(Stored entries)
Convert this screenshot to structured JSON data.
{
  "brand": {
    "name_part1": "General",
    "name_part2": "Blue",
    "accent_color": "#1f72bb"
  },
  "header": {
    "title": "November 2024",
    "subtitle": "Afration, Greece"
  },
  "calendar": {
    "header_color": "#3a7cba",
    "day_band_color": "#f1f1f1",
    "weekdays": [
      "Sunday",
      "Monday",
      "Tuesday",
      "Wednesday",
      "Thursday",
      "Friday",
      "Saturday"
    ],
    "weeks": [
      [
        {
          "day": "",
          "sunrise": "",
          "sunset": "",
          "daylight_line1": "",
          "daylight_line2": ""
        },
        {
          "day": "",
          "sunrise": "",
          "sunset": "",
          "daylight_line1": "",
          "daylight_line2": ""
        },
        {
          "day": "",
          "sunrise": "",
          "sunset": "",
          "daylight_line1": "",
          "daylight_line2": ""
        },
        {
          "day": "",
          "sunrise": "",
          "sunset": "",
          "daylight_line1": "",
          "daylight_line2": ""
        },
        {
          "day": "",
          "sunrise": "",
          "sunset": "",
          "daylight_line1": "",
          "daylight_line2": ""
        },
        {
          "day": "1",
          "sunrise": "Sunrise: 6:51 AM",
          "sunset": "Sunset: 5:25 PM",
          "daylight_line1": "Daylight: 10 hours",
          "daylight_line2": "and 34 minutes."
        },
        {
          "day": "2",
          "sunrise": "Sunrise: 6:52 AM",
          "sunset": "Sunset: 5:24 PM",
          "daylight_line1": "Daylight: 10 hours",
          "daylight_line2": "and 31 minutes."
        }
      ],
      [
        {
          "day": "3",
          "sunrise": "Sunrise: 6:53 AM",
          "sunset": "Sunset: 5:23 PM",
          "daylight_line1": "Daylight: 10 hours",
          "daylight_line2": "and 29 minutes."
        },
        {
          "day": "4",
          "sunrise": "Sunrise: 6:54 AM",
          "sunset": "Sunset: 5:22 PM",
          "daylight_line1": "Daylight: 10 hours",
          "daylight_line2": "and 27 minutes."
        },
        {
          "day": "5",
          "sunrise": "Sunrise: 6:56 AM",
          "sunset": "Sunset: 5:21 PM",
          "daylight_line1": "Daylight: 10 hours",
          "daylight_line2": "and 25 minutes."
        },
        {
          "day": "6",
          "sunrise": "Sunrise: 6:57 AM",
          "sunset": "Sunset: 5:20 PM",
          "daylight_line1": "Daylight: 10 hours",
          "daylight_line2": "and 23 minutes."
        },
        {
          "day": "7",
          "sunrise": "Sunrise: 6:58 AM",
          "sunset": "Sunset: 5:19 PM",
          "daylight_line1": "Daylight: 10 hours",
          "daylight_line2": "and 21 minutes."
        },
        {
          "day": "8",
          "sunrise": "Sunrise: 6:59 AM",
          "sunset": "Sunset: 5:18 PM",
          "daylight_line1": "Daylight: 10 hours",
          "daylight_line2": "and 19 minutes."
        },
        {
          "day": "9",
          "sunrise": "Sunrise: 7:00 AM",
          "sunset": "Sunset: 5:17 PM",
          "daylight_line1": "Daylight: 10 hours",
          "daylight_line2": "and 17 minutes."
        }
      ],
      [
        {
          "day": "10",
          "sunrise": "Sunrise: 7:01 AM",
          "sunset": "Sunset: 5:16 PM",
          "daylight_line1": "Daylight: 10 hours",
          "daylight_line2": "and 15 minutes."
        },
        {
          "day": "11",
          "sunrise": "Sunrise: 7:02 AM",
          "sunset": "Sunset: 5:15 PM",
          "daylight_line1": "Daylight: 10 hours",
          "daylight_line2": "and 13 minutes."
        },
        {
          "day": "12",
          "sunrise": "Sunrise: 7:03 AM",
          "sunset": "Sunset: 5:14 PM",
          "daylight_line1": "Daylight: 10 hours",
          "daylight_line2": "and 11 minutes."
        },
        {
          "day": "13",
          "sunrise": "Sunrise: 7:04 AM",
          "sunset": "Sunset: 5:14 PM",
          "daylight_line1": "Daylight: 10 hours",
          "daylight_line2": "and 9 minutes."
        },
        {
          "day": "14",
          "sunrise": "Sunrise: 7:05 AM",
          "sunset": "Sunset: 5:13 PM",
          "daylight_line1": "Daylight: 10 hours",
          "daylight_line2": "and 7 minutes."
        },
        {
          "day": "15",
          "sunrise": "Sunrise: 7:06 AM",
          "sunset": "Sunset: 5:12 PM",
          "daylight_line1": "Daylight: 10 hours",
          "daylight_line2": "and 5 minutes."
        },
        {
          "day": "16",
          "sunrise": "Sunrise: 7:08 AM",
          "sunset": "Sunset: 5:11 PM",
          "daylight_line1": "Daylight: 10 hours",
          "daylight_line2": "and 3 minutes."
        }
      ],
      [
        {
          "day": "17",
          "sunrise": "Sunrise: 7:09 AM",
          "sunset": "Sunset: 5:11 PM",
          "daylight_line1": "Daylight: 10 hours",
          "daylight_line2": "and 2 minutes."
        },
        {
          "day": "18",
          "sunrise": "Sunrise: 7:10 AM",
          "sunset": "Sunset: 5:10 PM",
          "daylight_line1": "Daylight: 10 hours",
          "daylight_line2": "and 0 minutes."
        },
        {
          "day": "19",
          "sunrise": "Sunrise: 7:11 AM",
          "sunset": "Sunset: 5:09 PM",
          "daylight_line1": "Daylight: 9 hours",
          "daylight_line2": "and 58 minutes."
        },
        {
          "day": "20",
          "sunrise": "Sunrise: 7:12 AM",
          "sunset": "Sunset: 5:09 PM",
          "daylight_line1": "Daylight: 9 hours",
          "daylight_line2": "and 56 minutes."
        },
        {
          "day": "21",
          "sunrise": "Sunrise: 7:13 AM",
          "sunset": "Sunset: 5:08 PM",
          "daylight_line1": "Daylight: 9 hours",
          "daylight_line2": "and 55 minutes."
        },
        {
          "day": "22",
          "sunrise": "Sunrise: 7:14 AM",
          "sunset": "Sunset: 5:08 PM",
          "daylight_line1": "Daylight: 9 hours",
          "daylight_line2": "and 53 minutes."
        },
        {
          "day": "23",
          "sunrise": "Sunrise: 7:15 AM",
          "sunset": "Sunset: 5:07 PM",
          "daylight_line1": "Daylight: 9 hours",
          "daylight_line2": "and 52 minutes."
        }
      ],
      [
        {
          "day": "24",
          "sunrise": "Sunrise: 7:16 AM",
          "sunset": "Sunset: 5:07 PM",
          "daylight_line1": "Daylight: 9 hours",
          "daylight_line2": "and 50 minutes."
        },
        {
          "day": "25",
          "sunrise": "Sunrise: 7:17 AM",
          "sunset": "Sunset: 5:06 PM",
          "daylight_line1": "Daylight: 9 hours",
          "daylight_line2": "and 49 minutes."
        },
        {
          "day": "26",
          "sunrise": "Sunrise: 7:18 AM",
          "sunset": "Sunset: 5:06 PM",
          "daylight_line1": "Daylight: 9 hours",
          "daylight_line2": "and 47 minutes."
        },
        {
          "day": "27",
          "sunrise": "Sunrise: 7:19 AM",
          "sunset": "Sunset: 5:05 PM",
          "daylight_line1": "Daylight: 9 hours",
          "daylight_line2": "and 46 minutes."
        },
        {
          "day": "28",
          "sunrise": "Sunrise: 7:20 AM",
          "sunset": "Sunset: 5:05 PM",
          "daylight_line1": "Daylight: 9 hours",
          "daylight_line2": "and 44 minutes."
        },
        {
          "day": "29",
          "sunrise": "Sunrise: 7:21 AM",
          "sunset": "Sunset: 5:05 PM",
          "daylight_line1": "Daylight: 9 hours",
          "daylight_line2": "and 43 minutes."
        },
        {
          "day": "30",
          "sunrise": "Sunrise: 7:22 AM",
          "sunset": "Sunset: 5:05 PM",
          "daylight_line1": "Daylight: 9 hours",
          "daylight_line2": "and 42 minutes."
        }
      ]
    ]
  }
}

* * *

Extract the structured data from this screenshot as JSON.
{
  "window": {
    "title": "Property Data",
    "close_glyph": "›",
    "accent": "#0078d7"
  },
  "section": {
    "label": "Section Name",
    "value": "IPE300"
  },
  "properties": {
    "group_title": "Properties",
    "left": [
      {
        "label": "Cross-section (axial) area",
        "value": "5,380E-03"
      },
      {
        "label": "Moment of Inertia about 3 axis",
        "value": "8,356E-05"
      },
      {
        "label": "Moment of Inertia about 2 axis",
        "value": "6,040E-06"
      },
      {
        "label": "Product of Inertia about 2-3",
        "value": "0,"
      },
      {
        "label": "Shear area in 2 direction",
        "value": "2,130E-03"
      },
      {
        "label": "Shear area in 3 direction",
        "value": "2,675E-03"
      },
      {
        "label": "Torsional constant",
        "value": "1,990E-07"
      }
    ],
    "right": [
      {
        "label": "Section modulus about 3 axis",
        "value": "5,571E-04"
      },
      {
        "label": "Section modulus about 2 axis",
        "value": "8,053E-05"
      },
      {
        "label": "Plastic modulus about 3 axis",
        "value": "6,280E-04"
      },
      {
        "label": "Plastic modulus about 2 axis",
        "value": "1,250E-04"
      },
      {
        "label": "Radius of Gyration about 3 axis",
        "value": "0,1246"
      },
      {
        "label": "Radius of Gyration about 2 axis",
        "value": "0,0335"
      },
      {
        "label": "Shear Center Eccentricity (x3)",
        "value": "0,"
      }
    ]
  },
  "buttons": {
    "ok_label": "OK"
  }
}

---

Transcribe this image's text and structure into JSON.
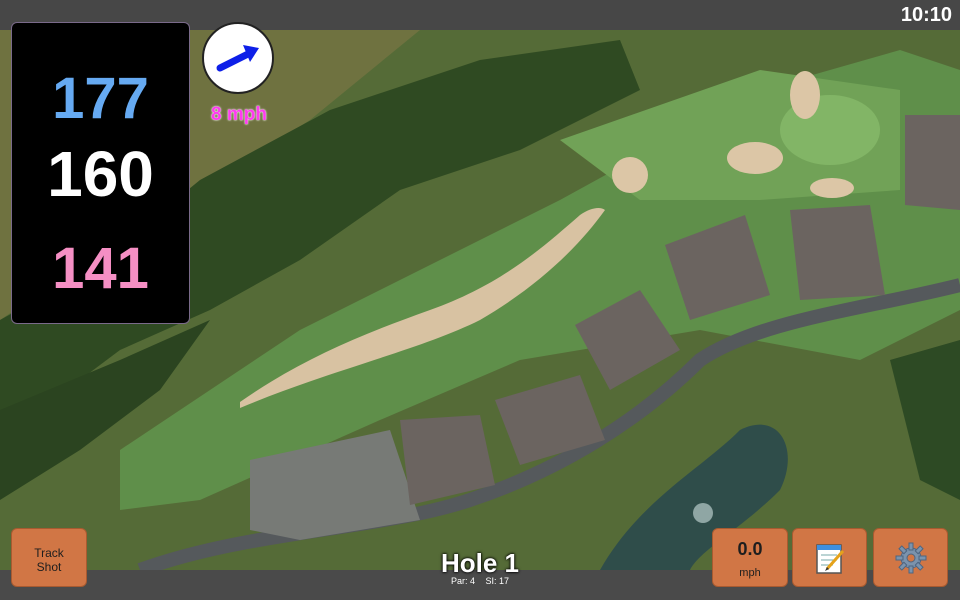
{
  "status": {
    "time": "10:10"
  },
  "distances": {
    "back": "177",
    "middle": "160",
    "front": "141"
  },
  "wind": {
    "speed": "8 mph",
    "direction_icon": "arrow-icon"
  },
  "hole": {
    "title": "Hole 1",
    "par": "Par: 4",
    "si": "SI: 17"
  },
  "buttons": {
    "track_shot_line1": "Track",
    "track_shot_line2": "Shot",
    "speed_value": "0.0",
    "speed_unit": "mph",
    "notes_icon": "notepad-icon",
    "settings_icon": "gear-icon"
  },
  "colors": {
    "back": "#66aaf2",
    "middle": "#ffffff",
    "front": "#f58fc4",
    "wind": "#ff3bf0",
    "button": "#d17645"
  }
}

> **WHAT TO PRODUCE**:
Find every line in the records that has the string "Plastic", then state how many there are and nothing else.

> **EXPECTED ANSWER**:
2